Excerpt to read:
If the Corporation fails to redeem, because of insolvency provisions or other provisions of applicable law or the rights, privileges, restrictions and conditions attaching to any shares of the Corporation ranking prior to the Series B Shares, all of the Series B Shares duly tendered pursuant to the optional redemption right provided for in clause 4.4 hereof, then the Corporation shall redeem on each dividend payment date thereafter from the Series B Shares tendered by the holders thereof on or before the 30th day preceding such dividend payment date for redemption in the same manner as set forth in clause 4.4 hereof, the lesser of (i) the number of Series B Shares so tendered, and (ii) the number of Series B Shares (rounded to the next lower multiple of 1,000 shares and selected pro rata from each holder of Series B Shares so tendered according to the number of Series B Shares so tendered by each such holder) which the directors of the Corporation determine the Corporation is then permitted to redeem. The Corporation shall be under no obligation to give any notice to the Series B Holders in respect of the redemptions provided for in this clause.
If the directors of the Corporation have acted in good faith in making any of the determinations referred to above as to the number of Series B Shares which the Corporation is permitted at any time to redeem, the Corporation shall have no liability in the event that any such determination proves inaccurate.
5. Purchase for Cancellation
5.1 Purchase Obligation
Subject to the provisions of Section 6 hereof, clause (vii) of the provisions attaching to the Class I preferred shares as a class and of clause (vii) of the provisions attaching to the Class II preferred shares as a class, and so long as any of the Series B Shares are outstanding, the Corporation shall make all reasonable efforts to purchase for cancellation in the open market at such time or times as the Corporation in its discretion shall determine, in each calendar quarter from and including the calendar quarter beginning January 1, 1991, 1% of the aggregate number of Series B Shares outstanding as at the close of business on December 15, 1990, if and to the extent that such shares are available for purchase at a price or prices not exceeding $25.00 per share plus an amount equal to all accrued and unpaid dividends thereon up to the date of purchase (excluding from the determination of the price so paid any costs of purchase of the Corporation). To the extent that, notwithstanding the making of all reasonable efforts, the Corporation is unable to purchase the number of Series B Shares it is obliged to purchase in any calendar quarter, such purchase obligation shall carry forward to the succeeding calendar quarters in the same calendar year and, to the extent not satisfied at the end of such calendar year, such purchase obligation with respect to that calendar year shall thereupon be extinguished. All purchases or redemptions of Series B Shares in any calendar year otherwise than pursuant to this clause 5.1 may be applied to satisfy the purchase obligation hereunder in such calendar year. The Corporation's obligation to purchase Series B Shares under this clause 5.1 shall be suspended during any period in which such purchases would be contrary to Section 6 hereof or to any applicable law and such obligation shall not accumulate during such period.

Aim: Could you reproduce, word for word, the stretch of the Series B share terms from "If the directors" through "determination proves inaccurate."?

Supplied entries:
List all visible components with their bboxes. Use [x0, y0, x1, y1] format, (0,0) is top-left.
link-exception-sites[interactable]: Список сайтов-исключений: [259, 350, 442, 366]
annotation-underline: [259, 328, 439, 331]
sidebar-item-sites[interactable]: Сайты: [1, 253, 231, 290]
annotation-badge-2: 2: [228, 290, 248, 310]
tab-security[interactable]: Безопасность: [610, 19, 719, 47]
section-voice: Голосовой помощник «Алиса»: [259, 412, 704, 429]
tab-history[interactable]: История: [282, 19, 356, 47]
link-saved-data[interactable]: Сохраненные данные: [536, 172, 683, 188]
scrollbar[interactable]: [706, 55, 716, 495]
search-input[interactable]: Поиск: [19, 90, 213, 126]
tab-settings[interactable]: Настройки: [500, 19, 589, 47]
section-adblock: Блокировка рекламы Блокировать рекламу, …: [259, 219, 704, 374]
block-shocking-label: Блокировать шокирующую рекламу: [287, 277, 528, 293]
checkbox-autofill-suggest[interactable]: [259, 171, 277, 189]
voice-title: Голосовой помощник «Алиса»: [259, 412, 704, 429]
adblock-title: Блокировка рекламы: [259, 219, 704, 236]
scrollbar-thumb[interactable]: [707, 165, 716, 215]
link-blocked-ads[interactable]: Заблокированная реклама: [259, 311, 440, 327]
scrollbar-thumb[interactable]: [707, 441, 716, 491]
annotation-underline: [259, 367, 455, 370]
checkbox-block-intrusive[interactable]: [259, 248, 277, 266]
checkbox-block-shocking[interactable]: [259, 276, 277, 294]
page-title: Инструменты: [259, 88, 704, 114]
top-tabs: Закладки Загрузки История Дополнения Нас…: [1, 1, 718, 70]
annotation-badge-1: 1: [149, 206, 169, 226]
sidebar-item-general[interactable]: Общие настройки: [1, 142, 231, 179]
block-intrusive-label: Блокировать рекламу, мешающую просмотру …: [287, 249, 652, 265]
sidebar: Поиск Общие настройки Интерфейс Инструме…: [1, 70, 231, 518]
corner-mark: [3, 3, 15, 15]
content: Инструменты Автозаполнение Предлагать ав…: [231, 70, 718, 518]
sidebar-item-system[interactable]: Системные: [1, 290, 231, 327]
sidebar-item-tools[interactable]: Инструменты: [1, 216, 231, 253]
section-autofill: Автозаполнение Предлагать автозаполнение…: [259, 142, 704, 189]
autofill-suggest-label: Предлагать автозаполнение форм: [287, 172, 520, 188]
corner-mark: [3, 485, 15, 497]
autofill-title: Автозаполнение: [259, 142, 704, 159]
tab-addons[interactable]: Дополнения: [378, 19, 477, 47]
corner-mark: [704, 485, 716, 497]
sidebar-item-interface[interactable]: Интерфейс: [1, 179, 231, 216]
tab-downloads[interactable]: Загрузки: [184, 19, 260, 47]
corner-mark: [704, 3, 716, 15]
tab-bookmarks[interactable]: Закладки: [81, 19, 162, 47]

Task output:
If the directors of the Corporation have acted in good faith in making any of the determinations referred to above as to the number of Series B Shares which the Corporation is permitted at any time to redeem, the Corporation shall have no liability in the event that any such determination proves inaccurate.